═════ Records shown
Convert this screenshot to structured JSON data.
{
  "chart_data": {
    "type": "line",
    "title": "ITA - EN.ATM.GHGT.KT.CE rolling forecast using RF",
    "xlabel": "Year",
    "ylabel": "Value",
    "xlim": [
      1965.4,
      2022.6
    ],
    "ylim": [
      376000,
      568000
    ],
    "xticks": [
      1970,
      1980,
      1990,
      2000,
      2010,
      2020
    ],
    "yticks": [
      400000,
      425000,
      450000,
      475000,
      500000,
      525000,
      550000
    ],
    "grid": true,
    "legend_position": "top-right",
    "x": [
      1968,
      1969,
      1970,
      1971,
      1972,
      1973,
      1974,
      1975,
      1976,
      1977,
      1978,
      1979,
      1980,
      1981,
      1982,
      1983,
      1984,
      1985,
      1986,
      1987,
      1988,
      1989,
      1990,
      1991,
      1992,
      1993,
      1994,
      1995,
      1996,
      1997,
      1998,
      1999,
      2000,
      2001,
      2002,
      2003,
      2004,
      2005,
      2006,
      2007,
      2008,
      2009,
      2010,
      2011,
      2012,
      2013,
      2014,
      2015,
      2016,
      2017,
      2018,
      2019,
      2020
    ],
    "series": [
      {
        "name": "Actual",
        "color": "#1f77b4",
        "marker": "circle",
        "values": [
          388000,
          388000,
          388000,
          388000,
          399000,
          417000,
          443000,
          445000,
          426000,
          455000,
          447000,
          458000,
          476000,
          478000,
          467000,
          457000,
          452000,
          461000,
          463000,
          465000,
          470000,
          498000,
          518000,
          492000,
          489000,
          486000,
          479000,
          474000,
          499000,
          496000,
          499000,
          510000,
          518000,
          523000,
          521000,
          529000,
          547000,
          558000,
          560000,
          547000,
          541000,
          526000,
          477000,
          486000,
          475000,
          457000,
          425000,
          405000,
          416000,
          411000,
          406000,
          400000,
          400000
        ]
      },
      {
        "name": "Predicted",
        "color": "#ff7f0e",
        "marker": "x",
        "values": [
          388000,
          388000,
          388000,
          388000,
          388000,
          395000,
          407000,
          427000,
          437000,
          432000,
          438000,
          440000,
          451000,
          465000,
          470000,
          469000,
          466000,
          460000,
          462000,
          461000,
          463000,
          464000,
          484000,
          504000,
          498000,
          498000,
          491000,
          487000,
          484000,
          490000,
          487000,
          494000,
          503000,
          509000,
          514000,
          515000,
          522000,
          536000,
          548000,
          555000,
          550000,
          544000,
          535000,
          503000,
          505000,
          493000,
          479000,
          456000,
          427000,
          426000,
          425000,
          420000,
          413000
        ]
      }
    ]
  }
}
══════════
Reproduce the records in full, exactly as written.

→ Reply to the exercise:
Convert this screenshot to structured JSON data.
{
  "chart_data": {
    "type": "line",
    "title": "ITA - EN.ATM.GHGT.KT.CE rolling forecast using RF",
    "xlabel": "Year",
    "ylabel": "Value",
    "xlim": [
      1965.4,
      2022.6
    ],
    "ylim": [
      376000,
      568000
    ],
    "xticks": [
      1970,
      1980,
      1990,
      2000,
      2010,
      2020
    ],
    "yticks": [
      400000,
      425000,
      450000,
      475000,
      500000,
      525000,
      550000
    ],
    "grid": true,
    "legend_position": "top-right",
    "x": [
      1968,
      1969,
      1970,
      1971,
      1972,
      1973,
      1974,
      1975,
      1976,
      1977,
      1978,
      1979,
      1980,
      1981,
      1982,
      1983,
      1984,
      1985,
      1986,
      1987,
      1988,
      1989,
      1990,
      1991,
      1992,
      1993,
      1994,
      1995,
      1996,
      1997,
      1998,
      1999,
      2000,
      2001,
      2002,
      2003,
      2004,
      2005,
      2006,
      2007,
      2008,
      2009,
      2010,
      2011,
      2012,
      2013,
      2014,
      2015,
      2016,
      2017,
      2018,
      2019,
      2020
    ],
    "series": [
      {
        "name": "Actual",
        "color": "#1f77b4",
        "marker": "circle",
        "values": [
          388000,
          388000,
          388000,
          388000,
          399000,
          417000,
          443000,
          445000,
          426000,
          455000,
          447000,
          458000,
          476000,
          478000,
          467000,
          457000,
          452000,
          461000,
          463000,
          465000,
          470000,
          498000,
          518000,
          492000,
          489000,
          486000,
          479000,
          474000,
          499000,
          496000,
          499000,
          510000,
          518000,
          523000,
          521000,
          529000,
          547000,
          558000,
          560000,
          547000,
          541000,
          526000,
          477000,
          486000,
          475000,
          457000,
          425000,
          405000,
          416000,
          411000,
          406000,
          400000,
          400000
        ]
      },
      {
        "name": "Predicted",
        "color": "#ff7f0e",
        "marker": "x",
        "values": [
          388000,
          388000,
          388000,
          388000,
          388000,
          395000,
          407000,
          427000,
          437000,
          432000,
          438000,
          440000,
          451000,
          465000,
          470000,
          469000,
          466000,
          460000,
          462000,
          461000,
          463000,
          464000,
          484000,
          504000,
          498000,
          498000,
          491000,
          487000,
          484000,
          490000,
          487000,
          494000,
          503000,
          509000,
          514000,
          515000,
          522000,
          536000,
          548000,
          555000,
          550000,
          544000,
          535000,
          503000,
          505000,
          493000,
          479000,
          456000,
          427000,
          426000,
          425000,
          420000,
          413000
        ]
      }
    ]
  }
}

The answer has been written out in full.